- _AIM_: State the number of lines below in which the word "teploty" appears. Nothing else belongs in the answer.

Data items
==============================

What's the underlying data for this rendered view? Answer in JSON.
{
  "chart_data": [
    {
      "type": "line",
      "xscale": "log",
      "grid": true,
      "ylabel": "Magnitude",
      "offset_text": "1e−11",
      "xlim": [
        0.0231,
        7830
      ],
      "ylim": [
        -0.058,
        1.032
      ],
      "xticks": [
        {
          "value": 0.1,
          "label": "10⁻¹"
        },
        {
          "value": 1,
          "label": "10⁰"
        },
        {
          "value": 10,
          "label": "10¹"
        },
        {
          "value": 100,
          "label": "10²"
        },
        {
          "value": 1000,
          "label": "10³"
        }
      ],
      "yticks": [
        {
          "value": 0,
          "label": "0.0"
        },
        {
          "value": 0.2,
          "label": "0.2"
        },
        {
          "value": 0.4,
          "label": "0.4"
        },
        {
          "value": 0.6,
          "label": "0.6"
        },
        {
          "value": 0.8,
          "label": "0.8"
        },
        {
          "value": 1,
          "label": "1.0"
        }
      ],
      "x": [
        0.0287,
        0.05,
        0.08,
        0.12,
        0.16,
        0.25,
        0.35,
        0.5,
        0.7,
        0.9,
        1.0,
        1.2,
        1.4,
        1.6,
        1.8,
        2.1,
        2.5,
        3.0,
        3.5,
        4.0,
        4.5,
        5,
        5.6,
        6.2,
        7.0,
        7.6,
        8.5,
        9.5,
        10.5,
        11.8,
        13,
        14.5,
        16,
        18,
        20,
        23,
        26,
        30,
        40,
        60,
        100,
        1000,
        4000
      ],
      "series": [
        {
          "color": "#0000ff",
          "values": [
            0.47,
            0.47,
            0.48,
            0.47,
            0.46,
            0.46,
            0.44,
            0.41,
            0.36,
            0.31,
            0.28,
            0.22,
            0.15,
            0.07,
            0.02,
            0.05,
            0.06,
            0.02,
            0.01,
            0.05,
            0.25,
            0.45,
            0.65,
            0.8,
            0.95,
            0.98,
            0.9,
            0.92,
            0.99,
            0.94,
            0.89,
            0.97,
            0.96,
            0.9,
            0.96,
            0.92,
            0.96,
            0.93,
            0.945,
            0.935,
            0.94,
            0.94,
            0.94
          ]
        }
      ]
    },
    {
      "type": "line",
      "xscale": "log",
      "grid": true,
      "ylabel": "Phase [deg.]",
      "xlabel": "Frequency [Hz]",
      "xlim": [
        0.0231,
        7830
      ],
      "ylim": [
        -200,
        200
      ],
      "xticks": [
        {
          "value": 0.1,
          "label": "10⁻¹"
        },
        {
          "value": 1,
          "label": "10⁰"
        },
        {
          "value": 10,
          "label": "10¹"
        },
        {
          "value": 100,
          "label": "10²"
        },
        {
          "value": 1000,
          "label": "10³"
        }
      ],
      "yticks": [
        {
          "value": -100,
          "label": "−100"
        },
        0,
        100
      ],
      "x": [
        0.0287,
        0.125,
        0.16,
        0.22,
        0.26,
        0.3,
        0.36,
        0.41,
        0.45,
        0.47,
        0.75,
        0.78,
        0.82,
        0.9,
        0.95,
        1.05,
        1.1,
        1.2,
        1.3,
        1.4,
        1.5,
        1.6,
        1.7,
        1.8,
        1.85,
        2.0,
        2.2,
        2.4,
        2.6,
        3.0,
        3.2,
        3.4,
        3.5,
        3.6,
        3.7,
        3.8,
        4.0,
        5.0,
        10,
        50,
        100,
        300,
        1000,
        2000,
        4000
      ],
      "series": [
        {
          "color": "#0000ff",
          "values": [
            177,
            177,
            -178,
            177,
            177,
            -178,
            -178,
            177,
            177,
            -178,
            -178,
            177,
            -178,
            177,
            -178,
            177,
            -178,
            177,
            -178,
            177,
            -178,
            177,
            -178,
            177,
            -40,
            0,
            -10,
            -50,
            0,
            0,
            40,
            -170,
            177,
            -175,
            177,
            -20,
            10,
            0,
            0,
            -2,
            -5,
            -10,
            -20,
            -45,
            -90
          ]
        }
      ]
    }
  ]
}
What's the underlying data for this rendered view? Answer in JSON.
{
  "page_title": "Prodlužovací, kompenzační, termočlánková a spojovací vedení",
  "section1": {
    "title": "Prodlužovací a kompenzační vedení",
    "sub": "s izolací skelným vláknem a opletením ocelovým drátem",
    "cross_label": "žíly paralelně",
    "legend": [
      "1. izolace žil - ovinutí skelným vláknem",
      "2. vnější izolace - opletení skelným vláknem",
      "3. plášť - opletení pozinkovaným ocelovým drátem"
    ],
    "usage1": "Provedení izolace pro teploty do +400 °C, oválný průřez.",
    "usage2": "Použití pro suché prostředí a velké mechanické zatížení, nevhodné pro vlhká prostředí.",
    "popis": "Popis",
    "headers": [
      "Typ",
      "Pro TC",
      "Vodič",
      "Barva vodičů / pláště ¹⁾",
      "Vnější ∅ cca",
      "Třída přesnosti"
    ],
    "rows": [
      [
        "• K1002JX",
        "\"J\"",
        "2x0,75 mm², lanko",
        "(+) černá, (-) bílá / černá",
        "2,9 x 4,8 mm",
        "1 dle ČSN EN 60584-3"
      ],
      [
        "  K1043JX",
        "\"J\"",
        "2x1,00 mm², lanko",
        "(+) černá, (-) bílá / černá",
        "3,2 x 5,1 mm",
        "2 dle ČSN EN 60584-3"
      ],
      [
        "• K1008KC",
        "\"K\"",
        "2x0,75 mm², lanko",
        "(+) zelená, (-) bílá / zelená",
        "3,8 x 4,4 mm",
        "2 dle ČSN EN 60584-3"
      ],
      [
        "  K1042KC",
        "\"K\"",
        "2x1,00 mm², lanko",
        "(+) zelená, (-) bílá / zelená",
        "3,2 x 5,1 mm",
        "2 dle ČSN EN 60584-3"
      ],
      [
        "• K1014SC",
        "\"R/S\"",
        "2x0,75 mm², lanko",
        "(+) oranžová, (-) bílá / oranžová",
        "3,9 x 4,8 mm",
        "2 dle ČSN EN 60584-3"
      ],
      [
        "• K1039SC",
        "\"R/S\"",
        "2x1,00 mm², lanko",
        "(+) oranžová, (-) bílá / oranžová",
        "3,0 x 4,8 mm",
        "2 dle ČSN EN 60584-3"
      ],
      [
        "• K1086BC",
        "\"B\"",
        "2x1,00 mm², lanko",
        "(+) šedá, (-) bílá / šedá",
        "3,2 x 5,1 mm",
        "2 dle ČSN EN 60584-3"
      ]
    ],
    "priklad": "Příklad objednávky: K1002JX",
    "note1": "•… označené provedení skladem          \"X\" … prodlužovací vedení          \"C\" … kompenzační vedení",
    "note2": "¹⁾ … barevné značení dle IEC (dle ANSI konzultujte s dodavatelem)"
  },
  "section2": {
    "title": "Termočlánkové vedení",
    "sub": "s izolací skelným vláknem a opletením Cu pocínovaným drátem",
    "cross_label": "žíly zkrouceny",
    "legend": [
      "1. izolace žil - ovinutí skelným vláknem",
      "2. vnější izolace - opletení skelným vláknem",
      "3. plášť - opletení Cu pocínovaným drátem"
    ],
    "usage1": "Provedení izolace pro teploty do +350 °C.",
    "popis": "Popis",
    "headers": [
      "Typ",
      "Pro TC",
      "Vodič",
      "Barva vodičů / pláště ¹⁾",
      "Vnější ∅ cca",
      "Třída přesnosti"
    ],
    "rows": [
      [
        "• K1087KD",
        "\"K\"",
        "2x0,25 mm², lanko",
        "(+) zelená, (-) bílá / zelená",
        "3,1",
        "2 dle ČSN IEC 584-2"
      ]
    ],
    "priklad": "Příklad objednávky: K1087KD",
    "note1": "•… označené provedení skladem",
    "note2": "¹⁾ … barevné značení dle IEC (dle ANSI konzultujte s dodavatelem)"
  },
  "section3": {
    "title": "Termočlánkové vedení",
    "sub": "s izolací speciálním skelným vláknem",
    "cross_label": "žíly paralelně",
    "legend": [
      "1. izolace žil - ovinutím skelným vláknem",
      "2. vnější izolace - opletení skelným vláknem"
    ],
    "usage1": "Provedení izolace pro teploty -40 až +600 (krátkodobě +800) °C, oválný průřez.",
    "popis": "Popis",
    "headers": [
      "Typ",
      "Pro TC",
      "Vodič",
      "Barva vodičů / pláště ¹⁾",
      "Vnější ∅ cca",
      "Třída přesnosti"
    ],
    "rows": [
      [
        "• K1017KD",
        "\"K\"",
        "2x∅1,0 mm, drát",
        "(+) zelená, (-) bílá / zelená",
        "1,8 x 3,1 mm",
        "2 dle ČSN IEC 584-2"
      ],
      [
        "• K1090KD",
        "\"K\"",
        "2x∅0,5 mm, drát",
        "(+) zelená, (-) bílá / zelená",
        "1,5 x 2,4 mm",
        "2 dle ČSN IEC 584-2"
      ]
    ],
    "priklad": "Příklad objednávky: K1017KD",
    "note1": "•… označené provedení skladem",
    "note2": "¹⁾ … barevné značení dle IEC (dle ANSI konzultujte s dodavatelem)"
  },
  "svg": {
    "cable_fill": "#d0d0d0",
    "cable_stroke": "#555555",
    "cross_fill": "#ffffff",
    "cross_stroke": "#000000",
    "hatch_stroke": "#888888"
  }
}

==============================

- _ANSWER TO THIS TASK_: 3